## Begin
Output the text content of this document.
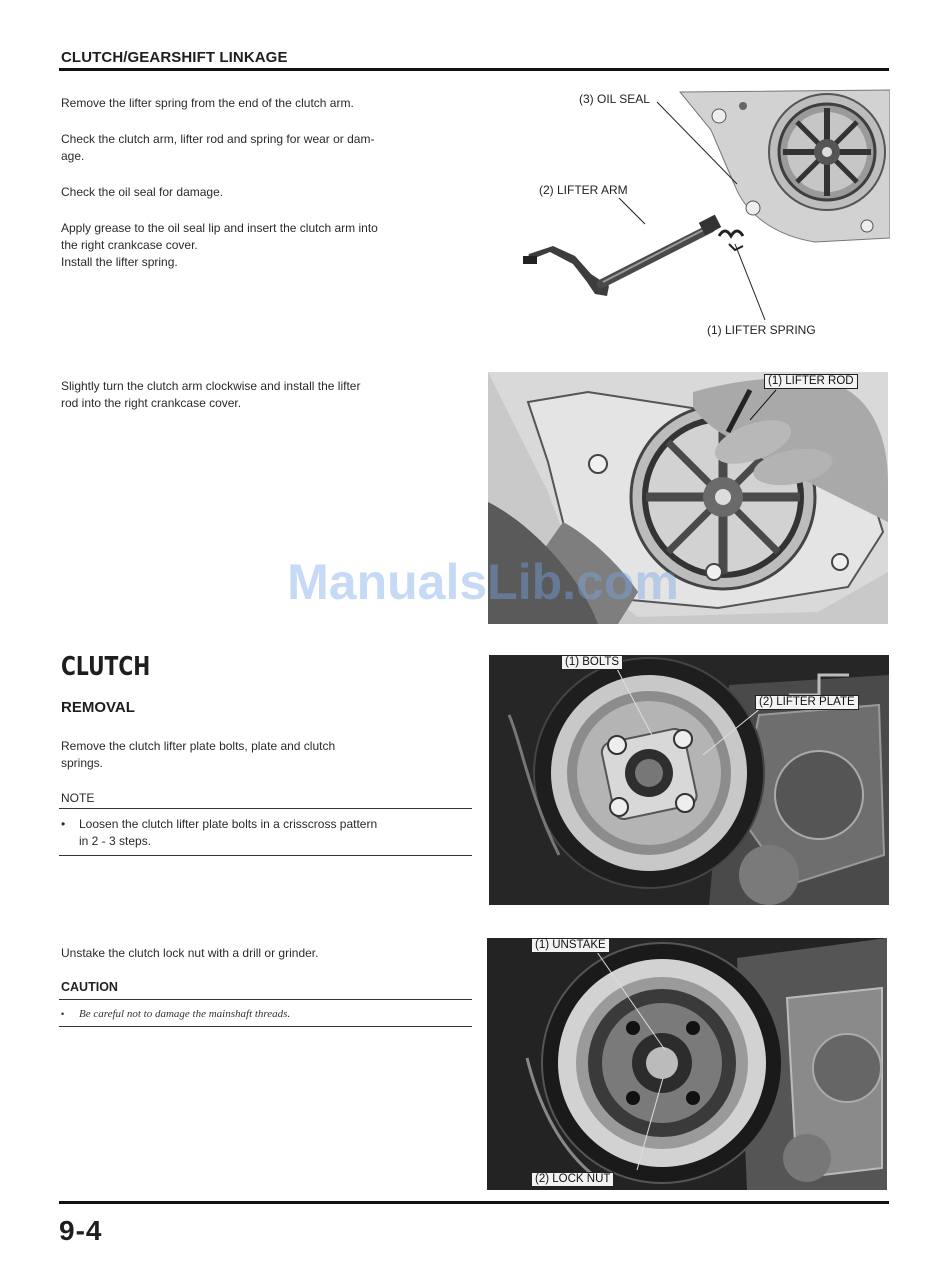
CLUTCH/GEARSHIFT LINKAGE
Remove the lifter spring from the end of the clutch arm.
Check the clutch arm, lifter rod and spring for wear or dam-
age.
Check the oil seal for damage.
Apply grease to the oil seal lip and insert the clutch arm into
the right crankcase cover.
Install the lifter spring.
(3) OIL SEAL
(2) LIFTER ARM
(1) LIFTER SPRING
Slightly turn the clutch arm clockwise and install the lifter
rod into the right crankcase cover.
(1) LIFTER ROD
ManualsLib.com
CLUTCH
REMOVAL
Remove the clutch lifter plate bolts, plate and clutch
springs.
NOTE
• Loosen the clutch lifter plate bolts in a crisscross pattern
in 2 - 3 steps.
(1) BOLTS
(2) LIFTER PLATE
Unstake the clutch lock nut with a drill or grinder.
CAUTION
• Be careful not to damage the mainshaft threads.
(1) UNSTAKE
(2) LOCK NUT
9-4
## End
What is being asked.
Copy, from the material above, each line in which the string "right" occurs.

The result.
the right crankcase cover.
rod into the right crankcase cover.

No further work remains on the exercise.